▶ [Extracted entries]:
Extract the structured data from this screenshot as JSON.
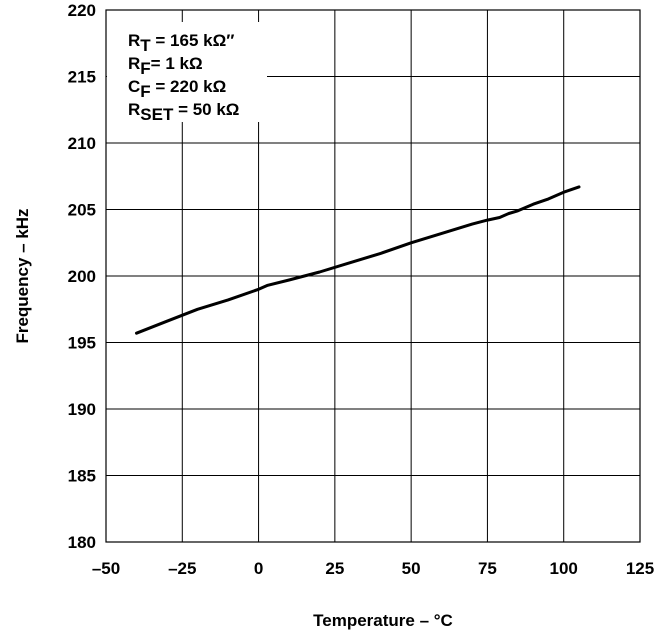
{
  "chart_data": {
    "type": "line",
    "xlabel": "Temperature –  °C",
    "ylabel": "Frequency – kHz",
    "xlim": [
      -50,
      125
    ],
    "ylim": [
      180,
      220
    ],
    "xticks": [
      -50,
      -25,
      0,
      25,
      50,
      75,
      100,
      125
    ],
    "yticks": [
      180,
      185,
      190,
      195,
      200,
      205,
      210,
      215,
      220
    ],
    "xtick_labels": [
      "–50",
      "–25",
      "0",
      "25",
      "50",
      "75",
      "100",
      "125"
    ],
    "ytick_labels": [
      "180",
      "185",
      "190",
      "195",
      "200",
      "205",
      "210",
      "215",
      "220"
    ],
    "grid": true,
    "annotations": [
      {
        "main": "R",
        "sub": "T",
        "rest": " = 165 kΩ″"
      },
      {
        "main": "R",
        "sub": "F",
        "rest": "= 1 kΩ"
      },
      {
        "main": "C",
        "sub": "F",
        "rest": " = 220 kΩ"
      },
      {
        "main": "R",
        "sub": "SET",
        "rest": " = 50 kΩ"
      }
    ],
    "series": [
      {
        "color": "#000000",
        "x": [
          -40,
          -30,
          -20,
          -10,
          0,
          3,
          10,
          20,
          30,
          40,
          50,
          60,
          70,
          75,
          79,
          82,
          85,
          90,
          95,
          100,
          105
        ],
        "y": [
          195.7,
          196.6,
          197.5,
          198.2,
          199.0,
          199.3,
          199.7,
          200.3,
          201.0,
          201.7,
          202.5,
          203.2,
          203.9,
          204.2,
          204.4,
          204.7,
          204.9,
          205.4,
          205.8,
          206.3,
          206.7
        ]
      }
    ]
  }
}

▶ [Prompt]: Output the full set of records above without changing a word, and drop the images.

▶ [Response to the exercise]:
Extract the structured data from this screenshot as JSON.
{
  "chart_data": {
    "type": "line",
    "xlabel": "Temperature –  °C",
    "ylabel": "Frequency – kHz",
    "xlim": [
      -50,
      125
    ],
    "ylim": [
      180,
      220
    ],
    "xticks": [
      -50,
      -25,
      0,
      25,
      50,
      75,
      100,
      125
    ],
    "yticks": [
      180,
      185,
      190,
      195,
      200,
      205,
      210,
      215,
      220
    ],
    "xtick_labels": [
      "–50",
      "–25",
      "0",
      "25",
      "50",
      "75",
      "100",
      "125"
    ],
    "ytick_labels": [
      "180",
      "185",
      "190",
      "195",
      "200",
      "205",
      "210",
      "215",
      "220"
    ],
    "grid": true,
    "annotations": [
      {
        "main": "R",
        "sub": "T",
        "rest": " = 165 kΩ″"
      },
      {
        "main": "R",
        "sub": "F",
        "rest": "= 1 kΩ"
      },
      {
        "main": "C",
        "sub": "F",
        "rest": " = 220 kΩ"
      },
      {
        "main": "R",
        "sub": "SET",
        "rest": " = 50 kΩ"
      }
    ],
    "series": [
      {
        "color": "#000000",
        "x": [
          -40,
          -30,
          -20,
          -10,
          0,
          3,
          10,
          20,
          30,
          40,
          50,
          60,
          70,
          75,
          79,
          82,
          85,
          90,
          95,
          100,
          105
        ],
        "y": [
          195.7,
          196.6,
          197.5,
          198.2,
          199.0,
          199.3,
          199.7,
          200.3,
          201.0,
          201.7,
          202.5,
          203.2,
          203.9,
          204.2,
          204.4,
          204.7,
          204.9,
          205.4,
          205.8,
          206.3,
          206.7
        ]
      }
    ]
  }
}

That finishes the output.